(Stored records)
■ ■ ■ ■ ■ ■ ■
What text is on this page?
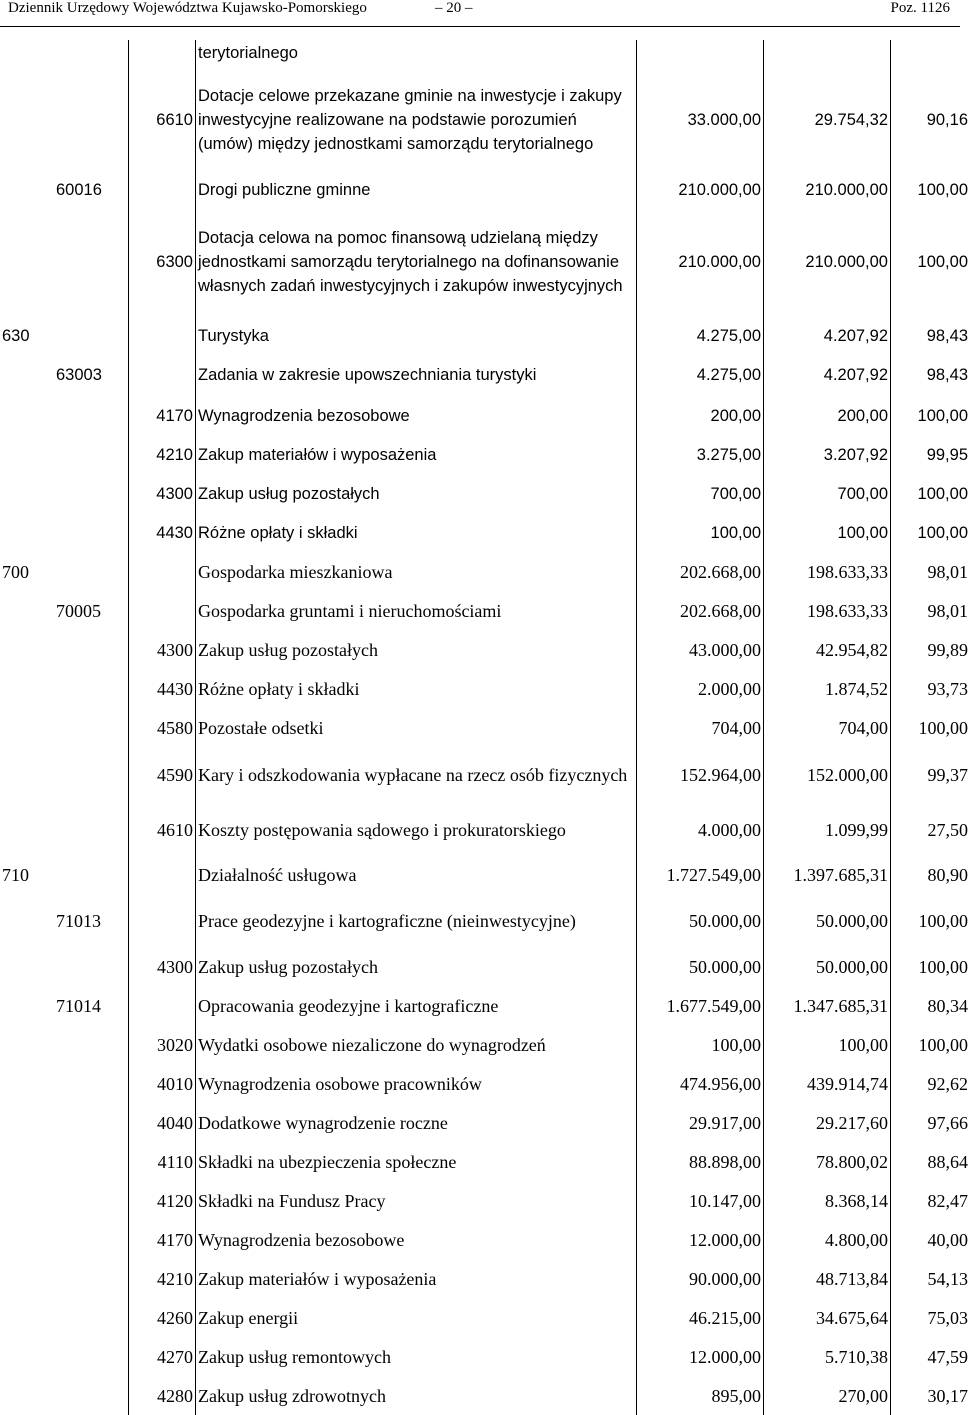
Dziennik Urzędowy Województwa Kujawsko-Pomorskiego	– 20 –	Poz. 1126
			terytorialnego			
		6610	Dotacje celowe przekazane gminie na inwestycje i zakupy inwestycyjne realizowane na podstawie porozumień (umów) między jednostkami samorządu terytorialnego	33.000,00	29.754,32	90,16
	60016		Drogi publiczne gminne	210.000,00	210.000,00	100,00
		6300	Dotacja celowa na pomoc finansową udzielaną między jednostkami samorządu terytorialnego na dofinansowanie własnych zadań inwestycyjnych i zakupów inwestycyjnych	210.000,00	210.000,00	100,00
630			Turystyka	4.275,00	4.207,92	98,43
	63003		Zadania w zakresie upowszechniania turystyki	4.275,00	4.207,92	98,43
		4170	Wynagrodzenia bezosobowe	200,00	200,00	100,00
		4210	Zakup materiałów i wyposażenia	3.275,00	3.207,92	99,95
		4300	Zakup usług pozostałych	700,00	700,00	100,00
		4430	Różne opłaty i składki	100,00	100,00	100,00
700			Gospodarka mieszkaniowa	202.668,00	198.633,33	98,01
	70005		Gospodarka gruntami i nieruchomościami	202.668,00	198.633,33	98,01
		4300	Zakup usług pozostałych	43.000,00	42.954,82	99,89
		4430	Różne opłaty i składki	2.000,00	1.874,52	93,73
		4580	Pozostałe odsetki	704,00	704,00	100,00
		4590	Kary i odszkodowania wypłacane na rzecz osób fizycznych	152.964,00	152.000,00	99,37
		4610	Koszty postępowania sądowego i prokuratorskiego	4.000,00	1.099,99	27,50
710			Działalność usługowa	1.727.549,00	1.397.685,31	80,90
	71013		Prace geodezyjne i kartograficzne (nieinwestycyjne)	50.000,00	50.000,00	100,00
		4300	Zakup usług pozostałych	50.000,00	50.000,00	100,00
	71014		Opracowania geodezyjne i kartograficzne	1.677.549,00	1.347.685,31	80,34
		3020	Wydatki osobowe niezaliczone do wynagrodzeń	100,00	100,00	100,00
		4010	Wynagrodzenia osobowe pracowników	474.956,00	439.914,74	92,62
		4040	Dodatkowe wynagrodzenie roczne	29.917,00	29.217,60	97,66
		4110	Składki na ubezpieczenia społeczne	88.898,00	78.800,02	88,64
		4120	Składki na Fundusz Pracy	10.147,00	8.368,14	82,47
		4170	Wynagrodzenia bezosobowe	12.000,00	4.800,00	40,00
		4210	Zakup materiałów i wyposażenia	90.000,00	48.713,84	54,13
		4260	Zakup energii	46.215,00	34.675,64	75,03
		4270	Zakup usług remontowych	12.000,00	5.710,38	47,59
		4280	Zakup usług zdrowotnych	895,00	270,00	30,17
■ ■ ■ ■ ■ ■ ■
AIM OF THE EXERCISE
Print out the material word for word, omitting the pictures.

CORRECT RESPONSE
What text is on this page?
Dziennik Urzędowy Województwa Kujawsko-Pomorskiego	– 20 –	Poz. 1126
			terytorialnego			
		6610	Dotacje celowe przekazane gminie na inwestycje i zakupy inwestycyjne realizowane na podstawie porozumień (umów) między jednostkami samorządu terytorialnego	33.000,00	29.754,32	90,16
	60016		Drogi publiczne gminne	210.000,00	210.000,00	100,00
		6300	Dotacja celowa na pomoc finansową udzielaną między jednostkami samorządu terytorialnego na dofinansowanie własnych zadań inwestycyjnych i zakupów inwestycyjnych	210.000,00	210.000,00	100,00
630			Turystyka	4.275,00	4.207,92	98,43
	63003		Zadania w zakresie upowszechniania turystyki	4.275,00	4.207,92	98,43
		4170	Wynagrodzenia bezosobowe	200,00	200,00	100,00
		4210	Zakup materiałów i wyposażenia	3.275,00	3.207,92	99,95
		4300	Zakup usług pozostałych	700,00	700,00	100,00
		4430	Różne opłaty i składki	100,00	100,00	100,00
700			Gospodarka mieszkaniowa	202.668,00	198.633,33	98,01
	70005		Gospodarka gruntami i nieruchomościami	202.668,00	198.633,33	98,01
		4300	Zakup usług pozostałych	43.000,00	42.954,82	99,89
		4430	Różne opłaty i składki	2.000,00	1.874,52	93,73
		4580	Pozostałe odsetki	704,00	704,00	100,00
		4590	Kary i odszkodowania wypłacane na rzecz osób fizycznych	152.964,00	152.000,00	99,37
		4610	Koszty postępowania sądowego i prokuratorskiego	4.000,00	1.099,99	27,50
710			Działalność usługowa	1.727.549,00	1.397.685,31	80,90
	71013		Prace geodezyjne i kartograficzne (nieinwestycyjne)	50.000,00	50.000,00	100,00
		4300	Zakup usług pozostałych	50.000,00	50.000,00	100,00
	71014		Opracowania geodezyjne i kartograficzne	1.677.549,00	1.347.685,31	80,34
		3020	Wydatki osobowe niezaliczone do wynagrodzeń	100,00	100,00	100,00
		4010	Wynagrodzenia osobowe pracowników	474.956,00	439.914,74	92,62
		4040	Dodatkowe wynagrodzenie roczne	29.917,00	29.217,60	97,66
		4110	Składki na ubezpieczenia społeczne	88.898,00	78.800,02	88,64
		4120	Składki na Fundusz Pracy	10.147,00	8.368,14	82,47
		4170	Wynagrodzenia bezosobowe	12.000,00	4.800,00	40,00
		4210	Zakup materiałów i wyposażenia	90.000,00	48.713,84	54,13
		4260	Zakup energii	46.215,00	34.675,64	75,03
		4270	Zakup usług remontowych	12.000,00	5.710,38	47,59
		4280	Zakup usług zdrowotnych	895,00	270,00	30,17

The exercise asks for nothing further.